Collection entries:
--- start ---

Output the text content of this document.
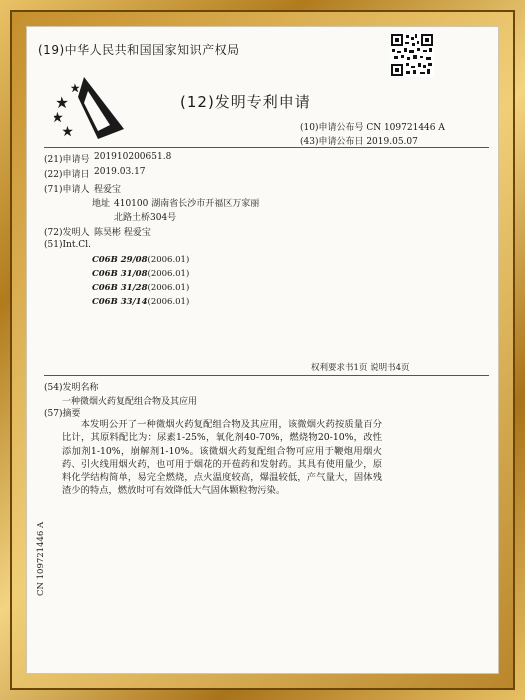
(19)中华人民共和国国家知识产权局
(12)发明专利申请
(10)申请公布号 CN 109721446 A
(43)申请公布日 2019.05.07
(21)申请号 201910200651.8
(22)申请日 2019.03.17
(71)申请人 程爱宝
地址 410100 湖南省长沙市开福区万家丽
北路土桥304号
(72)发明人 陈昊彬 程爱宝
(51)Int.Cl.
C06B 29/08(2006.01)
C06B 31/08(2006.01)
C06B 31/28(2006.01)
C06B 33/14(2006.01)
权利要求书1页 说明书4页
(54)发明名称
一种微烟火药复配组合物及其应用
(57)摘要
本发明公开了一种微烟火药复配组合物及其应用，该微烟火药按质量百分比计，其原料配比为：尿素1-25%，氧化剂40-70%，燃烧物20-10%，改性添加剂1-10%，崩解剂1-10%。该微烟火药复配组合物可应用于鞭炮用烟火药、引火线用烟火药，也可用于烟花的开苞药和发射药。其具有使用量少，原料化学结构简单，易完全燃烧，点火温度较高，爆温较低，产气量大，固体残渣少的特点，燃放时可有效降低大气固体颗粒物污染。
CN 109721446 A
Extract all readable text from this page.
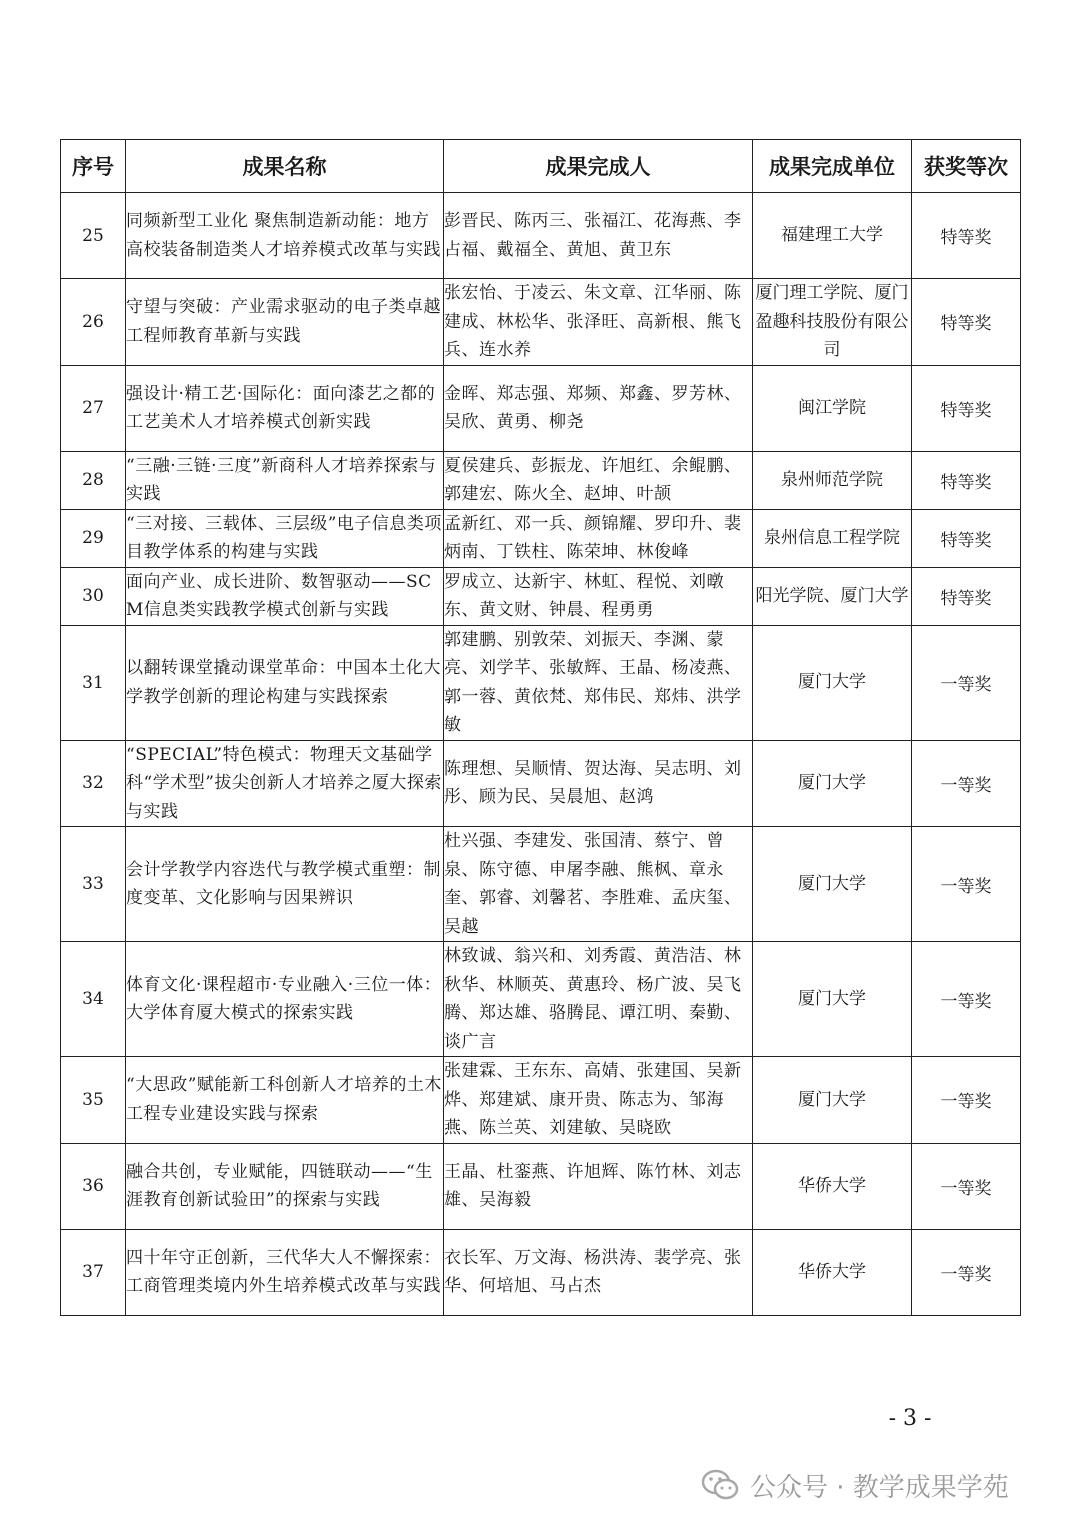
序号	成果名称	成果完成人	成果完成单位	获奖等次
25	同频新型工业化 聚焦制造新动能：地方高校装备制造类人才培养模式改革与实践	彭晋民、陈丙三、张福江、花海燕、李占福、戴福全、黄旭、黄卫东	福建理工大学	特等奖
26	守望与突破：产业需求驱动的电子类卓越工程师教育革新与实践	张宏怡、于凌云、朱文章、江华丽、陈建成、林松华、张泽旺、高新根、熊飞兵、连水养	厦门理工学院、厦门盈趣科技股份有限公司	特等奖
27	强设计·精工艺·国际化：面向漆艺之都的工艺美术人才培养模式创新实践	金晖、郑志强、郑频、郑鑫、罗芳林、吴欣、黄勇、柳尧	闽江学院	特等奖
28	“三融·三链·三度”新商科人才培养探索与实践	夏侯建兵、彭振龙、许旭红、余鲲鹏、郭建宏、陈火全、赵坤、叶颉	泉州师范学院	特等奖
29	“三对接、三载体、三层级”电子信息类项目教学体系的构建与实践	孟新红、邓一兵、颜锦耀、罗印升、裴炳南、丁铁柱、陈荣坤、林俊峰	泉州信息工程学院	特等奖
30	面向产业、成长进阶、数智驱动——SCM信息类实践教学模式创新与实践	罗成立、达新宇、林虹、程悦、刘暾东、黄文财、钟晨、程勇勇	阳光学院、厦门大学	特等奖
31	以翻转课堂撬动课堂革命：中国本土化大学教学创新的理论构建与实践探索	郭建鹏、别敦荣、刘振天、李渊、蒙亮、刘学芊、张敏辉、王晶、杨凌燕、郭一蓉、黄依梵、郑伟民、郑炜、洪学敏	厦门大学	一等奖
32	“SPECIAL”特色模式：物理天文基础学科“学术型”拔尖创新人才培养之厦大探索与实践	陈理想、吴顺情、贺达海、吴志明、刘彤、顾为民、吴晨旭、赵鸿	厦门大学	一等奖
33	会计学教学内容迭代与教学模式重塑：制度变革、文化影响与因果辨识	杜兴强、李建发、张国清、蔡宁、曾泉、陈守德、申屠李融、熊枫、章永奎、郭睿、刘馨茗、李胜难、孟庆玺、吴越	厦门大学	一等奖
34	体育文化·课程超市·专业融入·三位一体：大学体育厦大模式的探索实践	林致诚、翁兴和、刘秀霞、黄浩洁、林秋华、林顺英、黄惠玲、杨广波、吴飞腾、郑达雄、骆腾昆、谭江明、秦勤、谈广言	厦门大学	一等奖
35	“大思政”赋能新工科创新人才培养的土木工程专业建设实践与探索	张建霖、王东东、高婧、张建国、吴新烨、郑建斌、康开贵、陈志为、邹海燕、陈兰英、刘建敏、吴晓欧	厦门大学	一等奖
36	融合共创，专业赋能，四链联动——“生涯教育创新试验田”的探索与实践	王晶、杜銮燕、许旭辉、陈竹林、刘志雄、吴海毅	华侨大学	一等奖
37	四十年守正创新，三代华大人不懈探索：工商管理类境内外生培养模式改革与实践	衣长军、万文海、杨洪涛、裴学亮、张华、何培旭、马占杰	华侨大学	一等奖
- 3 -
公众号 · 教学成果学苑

--- end ---

§ **What is asked**
All of the data needs repeating exactly, but the pictures do not.

§ **Right answer**
Output the text content of this document.
(19)中华人民共和国国家知识产权局
(12)发明专利申请
(10)申请公布号 CN 109721446 A
(43)申请公布日 2019.05.07
(21)申请号 201910200651.8
(22)申请日 2019.03.17
(71)申请人 程爱宝
地址 410100 湖南省长沙市开福区万家丽
北路土桥304号
(72)发明人 陈昊彬 程爱宝
(51)Int.Cl.
C06B 29/08(2006.01)
C06B 31/08(2006.01)
C06B 31/28(2006.01)
C06B 33/14(2006.01)
权利要求书1页 说明书4页
(54)发明名称
一种微烟火药复配组合物及其应用
(57)摘要
本发明公开了一种微烟火药复配组合物及其应用，该微烟火药按质量百分比计，其原料配比为：尿素1-25%，氧化剂40-70%，燃烧物20-10%，改性添加剂1-10%，崩解剂1-10%。该微烟火药复配组合物可应用于鞭炮用烟火药、引火线用烟火药，也可用于烟花的开苞药和发射药。其具有使用量少，原料化学结构简单，易完全燃烧，点火温度较高，爆温较低，产气量大，固体残渣少的特点，燃放时可有效降低大气固体颗粒物污染。
CN 109721446 A
Extract all readable text from this page.
序号	成果名称	成果完成人	成果完成单位	获奖等次
25	同频新型工业化 聚焦制造新动能：地方高校装备制造类人才培养模式改革与实践	彭晋民、陈丙三、张福江、花海燕、李占福、戴福全、黄旭、黄卫东	福建理工大学	特等奖
26	守望与突破：产业需求驱动的电子类卓越工程师教育革新与实践	张宏怡、于凌云、朱文章、江华丽、陈建成、林松华、张泽旺、高新根、熊飞兵、连水养	厦门理工学院、厦门盈趣科技股份有限公司	特等奖
27	强设计·精工艺·国际化：面向漆艺之都的工艺美术人才培养模式创新实践	金晖、郑志强、郑频、郑鑫、罗芳林、吴欣、黄勇、柳尧	闽江学院	特等奖
28	“三融·三链·三度”新商科人才培养探索与实践	夏侯建兵、彭振龙、许旭红、余鲲鹏、郭建宏、陈火全、赵坤、叶颉	泉州师范学院	特等奖
29	“三对接、三载体、三层级”电子信息类项目教学体系的构建与实践	孟新红、邓一兵、颜锦耀、罗印升、裴炳南、丁铁柱、陈荣坤、林俊峰	泉州信息工程学院	特等奖
30	面向产业、成长进阶、数智驱动——SCM信息类实践教学模式创新与实践	罗成立、达新宇、林虹、程悦、刘暾东、黄文财、钟晨、程勇勇	阳光学院、厦门大学	特等奖
31	以翻转课堂撬动课堂革命：中国本土化大学教学创新的理论构建与实践探索	郭建鹏、别敦荣、刘振天、李渊、蒙亮、刘学芊、张敏辉、王晶、杨凌燕、郭一蓉、黄依梵、郑伟民、郑炜、洪学敏	厦门大学	一等奖
32	“SPECIAL”特色模式：物理天文基础学科“学术型”拔尖创新人才培养之厦大探索与实践	陈理想、吴顺情、贺达海、吴志明、刘彤、顾为民、吴晨旭、赵鸿	厦门大学	一等奖
33	会计学教学内容迭代与教学模式重塑：制度变革、文化影响与因果辨识	杜兴强、李建发、张国清、蔡宁、曾泉、陈守德、申屠李融、熊枫、章永奎、郭睿、刘馨茗、李胜难、孟庆玺、吴越	厦门大学	一等奖
34	体育文化·课程超市·专业融入·三位一体：大学体育厦大模式的探索实践	林致诚、翁兴和、刘秀霞、黄浩洁、林秋华、林顺英、黄惠玲、杨广波、吴飞腾、郑达雄、骆腾昆、谭江明、秦勤、谈广言	厦门大学	一等奖
35	“大思政”赋能新工科创新人才培养的土木工程专业建设实践与探索	张建霖、王东东、高婧、张建国、吴新烨、郑建斌、康开贵、陈志为、邹海燕、陈兰英、刘建敏、吴晓欧	厦门大学	一等奖
36	融合共创，专业赋能，四链联动——“生涯教育创新试验田”的探索与实践	王晶、杜銮燕、许旭辉、陈竹林、刘志雄、吴海毅	华侨大学	一等奖
37	四十年守正创新，三代华大人不懈探索：工商管理类境内外生培养模式改革与实践	衣长军、万文海、杨洪涛、裴学亮、张华、何培旭、马占杰	华侨大学	一等奖
- 3 -
公众号 · 教学成果学苑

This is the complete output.